--- START OF Records provided ---
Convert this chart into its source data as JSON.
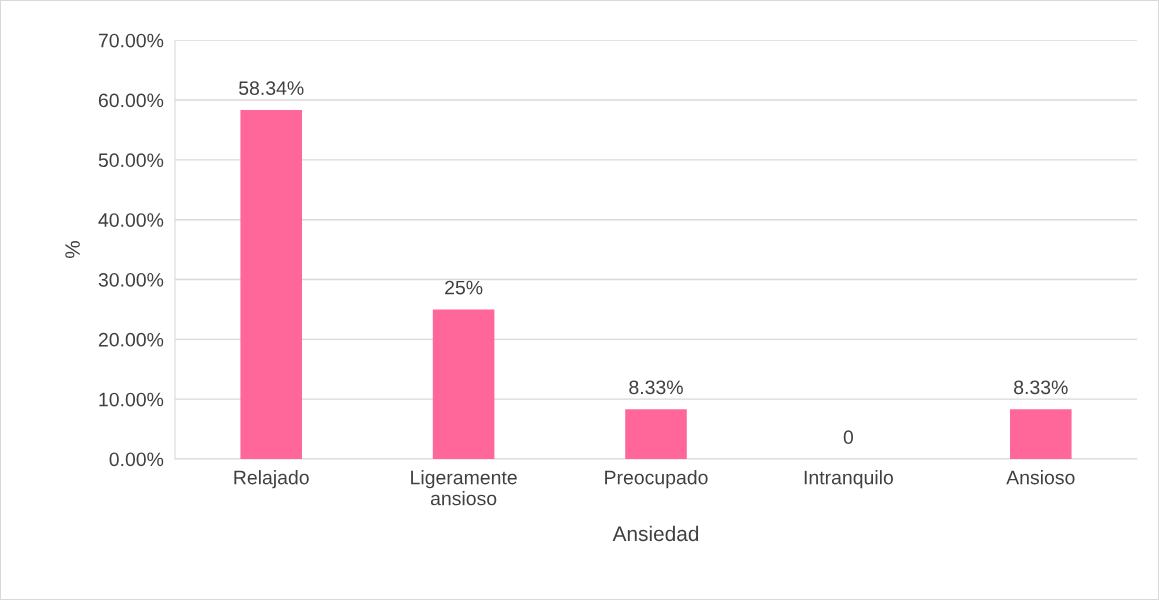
{
  "chart_data": {
    "type": "bar",
    "categories": [
      "Relajado",
      "Ligeramente\nansioso",
      "Preocupado",
      "Intranquilo",
      "Ansioso"
    ],
    "values": [
      58.34,
      25,
      8.33,
      0,
      8.33
    ],
    "value_labels": [
      "58.34%",
      "25%",
      "8.33%",
      "0",
      "8.33%"
    ],
    "color": "#ff6699",
    "xlabel": "Ansiedad",
    "ylabel": "%",
    "ylim": [
      0,
      70
    ],
    "yticks": [
      {
        "value": 0,
        "label": "0.00%"
      },
      {
        "value": 10,
        "label": "10.00%"
      },
      {
        "value": 20,
        "label": "20.00%"
      },
      {
        "value": 30,
        "label": "30.00%"
      },
      {
        "value": 40,
        "label": "40.00%"
      },
      {
        "value": 50,
        "label": "50.00%"
      },
      {
        "value": 60,
        "label": "60.00%"
      },
      {
        "value": 70,
        "label": "70.00%"
      }
    ],
    "grid": "y"
  }
}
--- END OF Records provided ---
Prompt =
Your task is to retype all the entries exactly and leave out any pictures.

Answer to the exercise =
Convert this chart into its source data as JSON.
{
  "chart_data": {
    "type": "bar",
    "categories": [
      "Relajado",
      "Ligeramente\nansioso",
      "Preocupado",
      "Intranquilo",
      "Ansioso"
    ],
    "values": [
      58.34,
      25,
      8.33,
      0,
      8.33
    ],
    "value_labels": [
      "58.34%",
      "25%",
      "8.33%",
      "0",
      "8.33%"
    ],
    "color": "#ff6699",
    "xlabel": "Ansiedad",
    "ylabel": "%",
    "ylim": [
      0,
      70
    ],
    "yticks": [
      {
        "value": 0,
        "label": "0.00%"
      },
      {
        "value": 10,
        "label": "10.00%"
      },
      {
        "value": 20,
        "label": "20.00%"
      },
      {
        "value": 30,
        "label": "30.00%"
      },
      {
        "value": 40,
        "label": "40.00%"
      },
      {
        "value": 50,
        "label": "50.00%"
      },
      {
        "value": 60,
        "label": "60.00%"
      },
      {
        "value": 70,
        "label": "70.00%"
      }
    ],
    "grid": "y"
  }
}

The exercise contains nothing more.